§ Instructions to follow
Every entry must be repeated exactly. Exclude all pictures.

§ Data excerpts
-------
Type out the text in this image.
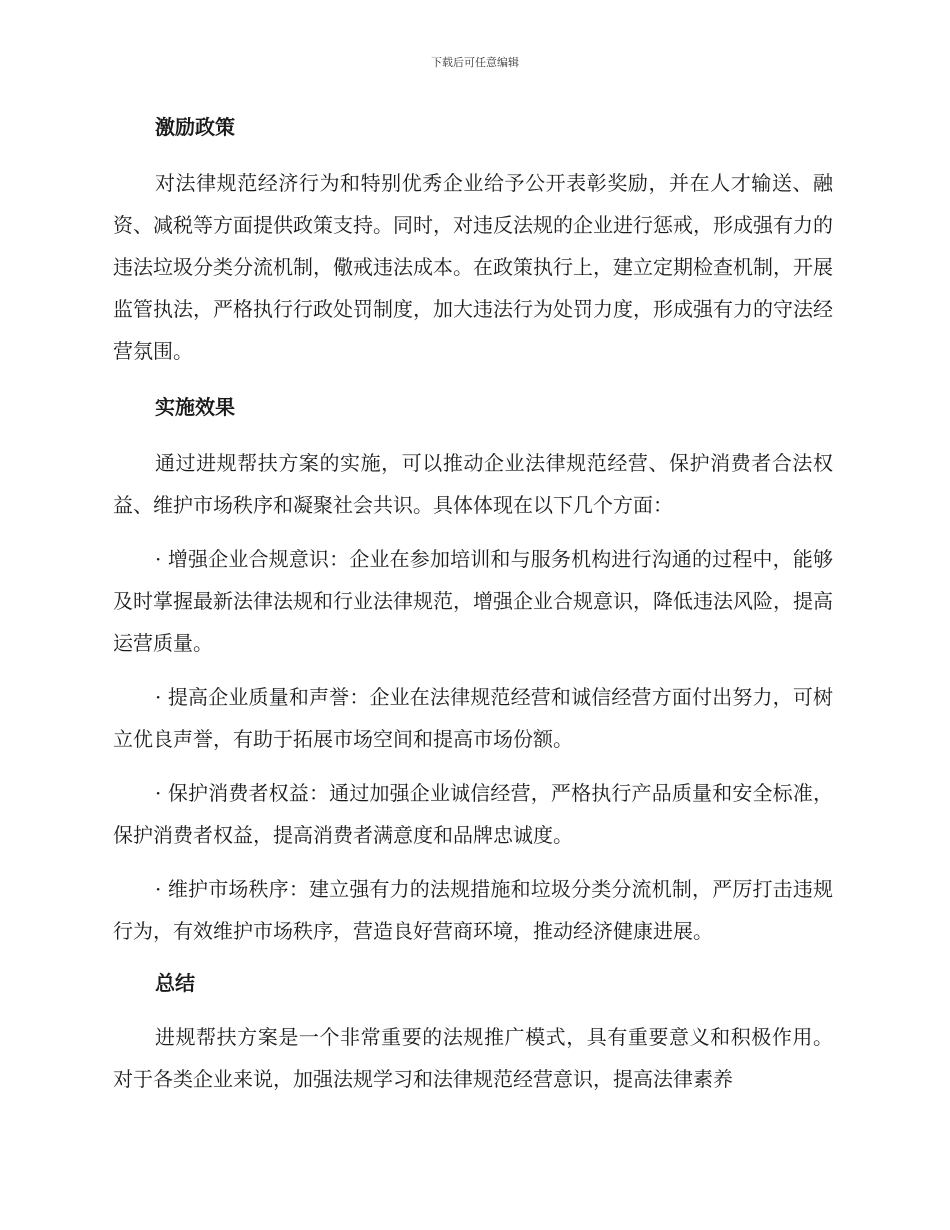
下载后可任意编辑
激励政策

对法律规范经济行为和特别优秀企业给予公开表彰奖励，并在人才输送、融资、减税等方面提供政策支持。同时，对违反法规的企业进行惩戒，形成强有力的违法垃圾分类分流机制，儆戒违法成本。在政策执行上，建立定期检查机制，开展监管执法，严格执行行政处罚制度，加大违法行为处罚力度，形成强有力的守法经营氛围。

实施效果

通过进规帮扶方案的实施，可以推动企业法律规范经营、保护消费者合法权益、维护市场秩序和凝聚社会共识。具体体现在以下几个方面：

· 增强企业合规意识：企业在参加培训和与服务机构进行沟通的过程中，能够及时掌握最新法律法规和行业法律规范，增强企业合规意识，降低违法风险，提高运营质量。

· 提高企业质量和声誉：企业在法律规范经营和诚信经营方面付出努力，可树立优良声誉，有助于拓展市场空间和提高市场份额。

· 保护消费者权益：通过加强企业诚信经营，严格执行产品质量和安全标准，保护消费者权益，提高消费者满意度和品牌忠诚度。

· 维护市场秩序：建立强有力的法规措施和垃圾分类分流机制，严厉打击违规行为，有效维护市场秩序，营造良好营商环境，推动经济健康进展。

总结

进规帮扶方案是一个非常重要的法规推广模式，具有重要意义和积极作用。对于各类企业来说，加强法规学习和法律规范经营意识，提高法律素养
-------
§ Full answer
Type out the text in this image.
下载后可任意编辑
激励政策

对法律规范经济行为和特别优秀企业给予公开表彰奖励，并在人才输送、融资、减税等方面提供政策支持。同时，对违反法规的企业进行惩戒，形成强有力的违法垃圾分类分流机制，儆戒违法成本。在政策执行上，建立定期检查机制，开展监管执法，严格执行行政处罚制度，加大违法行为处罚力度，形成强有力的守法经营氛围。

实施效果

通过进规帮扶方案的实施，可以推动企业法律规范经营、保护消费者合法权益、维护市场秩序和凝聚社会共识。具体体现在以下几个方面：

· 增强企业合规意识：企业在参加培训和与服务机构进行沟通的过程中，能够及时掌握最新法律法规和行业法律规范，增强企业合规意识，降低违法风险，提高运营质量。

· 提高企业质量和声誉：企业在法律规范经营和诚信经营方面付出努力，可树立优良声誉，有助于拓展市场空间和提高市场份额。

· 保护消费者权益：通过加强企业诚信经营，严格执行产品质量和安全标准，保护消费者权益，提高消费者满意度和品牌忠诚度。

· 维护市场秩序：建立强有力的法规措施和垃圾分类分流机制，严厉打击违规行为，有效维护市场秩序，营造良好营商环境，推动经济健康进展。

总结

进规帮扶方案是一个非常重要的法规推广模式，具有重要意义和积极作用。对于各类企业来说，加强法规学习和法律规范经营意识，提高法律素养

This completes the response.